(Dataset rows about figures)
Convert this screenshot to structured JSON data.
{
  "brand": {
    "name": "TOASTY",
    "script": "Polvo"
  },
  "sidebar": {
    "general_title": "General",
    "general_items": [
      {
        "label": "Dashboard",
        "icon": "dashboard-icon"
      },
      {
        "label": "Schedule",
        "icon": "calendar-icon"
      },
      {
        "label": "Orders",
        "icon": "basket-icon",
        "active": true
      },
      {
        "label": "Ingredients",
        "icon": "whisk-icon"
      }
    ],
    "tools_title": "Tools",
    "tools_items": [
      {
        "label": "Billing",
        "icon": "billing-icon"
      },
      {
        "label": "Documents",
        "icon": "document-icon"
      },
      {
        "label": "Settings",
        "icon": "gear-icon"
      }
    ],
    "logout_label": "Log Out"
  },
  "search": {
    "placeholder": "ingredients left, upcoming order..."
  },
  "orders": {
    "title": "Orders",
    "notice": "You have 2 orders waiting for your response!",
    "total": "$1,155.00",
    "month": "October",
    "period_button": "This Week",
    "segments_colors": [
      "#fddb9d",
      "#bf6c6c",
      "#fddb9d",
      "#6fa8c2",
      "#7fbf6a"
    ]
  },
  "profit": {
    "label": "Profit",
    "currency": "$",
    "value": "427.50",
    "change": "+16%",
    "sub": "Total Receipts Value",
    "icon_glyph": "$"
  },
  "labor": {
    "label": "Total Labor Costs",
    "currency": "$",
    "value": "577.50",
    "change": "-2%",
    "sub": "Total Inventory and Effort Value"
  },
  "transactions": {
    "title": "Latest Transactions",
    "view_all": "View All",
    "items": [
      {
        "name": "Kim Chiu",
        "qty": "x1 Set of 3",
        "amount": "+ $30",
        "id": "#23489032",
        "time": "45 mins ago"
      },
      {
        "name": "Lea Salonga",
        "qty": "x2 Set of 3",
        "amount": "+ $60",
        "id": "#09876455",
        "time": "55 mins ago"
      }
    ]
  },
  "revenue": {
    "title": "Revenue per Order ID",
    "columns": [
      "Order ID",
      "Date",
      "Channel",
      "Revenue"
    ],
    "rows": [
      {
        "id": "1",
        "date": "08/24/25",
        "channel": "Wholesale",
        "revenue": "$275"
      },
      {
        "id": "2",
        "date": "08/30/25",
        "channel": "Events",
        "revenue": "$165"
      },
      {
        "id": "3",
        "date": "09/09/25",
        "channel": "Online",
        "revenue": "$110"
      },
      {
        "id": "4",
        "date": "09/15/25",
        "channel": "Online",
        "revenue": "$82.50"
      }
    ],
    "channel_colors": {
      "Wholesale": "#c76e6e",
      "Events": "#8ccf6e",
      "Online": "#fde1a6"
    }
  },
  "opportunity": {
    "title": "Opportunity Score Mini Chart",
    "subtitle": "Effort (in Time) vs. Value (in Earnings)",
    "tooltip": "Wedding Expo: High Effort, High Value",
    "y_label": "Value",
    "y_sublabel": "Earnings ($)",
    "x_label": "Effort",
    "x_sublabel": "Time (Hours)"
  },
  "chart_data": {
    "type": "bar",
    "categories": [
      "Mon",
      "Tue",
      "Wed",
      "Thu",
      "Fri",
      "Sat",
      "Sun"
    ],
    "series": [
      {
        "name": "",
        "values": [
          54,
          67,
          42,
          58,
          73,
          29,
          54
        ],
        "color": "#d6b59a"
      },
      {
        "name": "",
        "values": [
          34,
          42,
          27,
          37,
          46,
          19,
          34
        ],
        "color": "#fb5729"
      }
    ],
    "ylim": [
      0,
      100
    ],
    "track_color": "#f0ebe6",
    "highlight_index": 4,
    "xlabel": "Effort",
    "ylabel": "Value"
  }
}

» Exercise objective: Retype the material above, line by line, exactly.

» Complete answer:
Convert this screenshot to structured JSON data.
{
  "brand": {
    "name": "TOASTY",
    "script": "Polvo"
  },
  "sidebar": {
    "general_title": "General",
    "general_items": [
      {
        "label": "Dashboard",
        "icon": "dashboard-icon"
      },
      {
        "label": "Schedule",
        "icon": "calendar-icon"
      },
      {
        "label": "Orders",
        "icon": "basket-icon",
        "active": true
      },
      {
        "label": "Ingredients",
        "icon": "whisk-icon"
      }
    ],
    "tools_title": "Tools",
    "tools_items": [
      {
        "label": "Billing",
        "icon": "billing-icon"
      },
      {
        "label": "Documents",
        "icon": "document-icon"
      },
      {
        "label": "Settings",
        "icon": "gear-icon"
      }
    ],
    "logout_label": "Log Out"
  },
  "search": {
    "placeholder": "ingredients left, upcoming order..."
  },
  "orders": {
    "title": "Orders",
    "notice": "You have 2 orders waiting for your response!",
    "total": "$1,155.00",
    "month": "October",
    "period_button": "This Week",
    "segments_colors": [
      "#fddb9d",
      "#bf6c6c",
      "#fddb9d",
      "#6fa8c2",
      "#7fbf6a"
    ]
  },
  "profit": {
    "label": "Profit",
    "currency": "$",
    "value": "427.50",
    "change": "+16%",
    "sub": "Total Receipts Value",
    "icon_glyph": "$"
  },
  "labor": {
    "label": "Total Labor Costs",
    "currency": "$",
    "value": "577.50",
    "change": "-2%",
    "sub": "Total Inventory and Effort Value"
  },
  "transactions": {
    "title": "Latest Transactions",
    "view_all": "View All",
    "items": [
      {
        "name": "Kim Chiu",
        "qty": "x1 Set of 3",
        "amount": "+ $30",
        "id": "#23489032",
        "time": "45 mins ago"
      },
      {
        "name": "Lea Salonga",
        "qty": "x2 Set of 3",
        "amount": "+ $60",
        "id": "#09876455",
        "time": "55 mins ago"
      }
    ]
  },
  "revenue": {
    "title": "Revenue per Order ID",
    "columns": [
      "Order ID",
      "Date",
      "Channel",
      "Revenue"
    ],
    "rows": [
      {
        "id": "1",
        "date": "08/24/25",
        "channel": "Wholesale",
        "revenue": "$275"
      },
      {
        "id": "2",
        "date": "08/30/25",
        "channel": "Events",
        "revenue": "$165"
      },
      {
        "id": "3",
        "date": "09/09/25",
        "channel": "Online",
        "revenue": "$110"
      },
      {
        "id": "4",
        "date": "09/15/25",
        "channel": "Online",
        "revenue": "$82.50"
      }
    ],
    "channel_colors": {
      "Wholesale": "#c76e6e",
      "Events": "#8ccf6e",
      "Online": "#fde1a6"
    }
  },
  "opportunity": {
    "title": "Opportunity Score Mini Chart",
    "subtitle": "Effort (in Time) vs. Value (in Earnings)",
    "tooltip": "Wedding Expo: High Effort, High Value",
    "y_label": "Value",
    "y_sublabel": "Earnings ($)",
    "x_label": "Effort",
    "x_sublabel": "Time (Hours)"
  },
  "chart_data": {
    "type": "bar",
    "categories": [
      "Mon",
      "Tue",
      "Wed",
      "Thu",
      "Fri",
      "Sat",
      "Sun"
    ],
    "series": [
      {
        "name": "",
        "values": [
          54,
          67,
          42,
          58,
          73,
          29,
          54
        ],
        "color": "#d6b59a"
      },
      {
        "name": "",
        "values": [
          34,
          42,
          27,
          37,
          46,
          19,
          34
        ],
        "color": "#fb5729"
      }
    ],
    "ylim": [
      0,
      100
    ],
    "track_color": "#f0ebe6",
    "highlight_index": 4,
    "xlabel": "Effort",
    "ylabel": "Value"
  }
}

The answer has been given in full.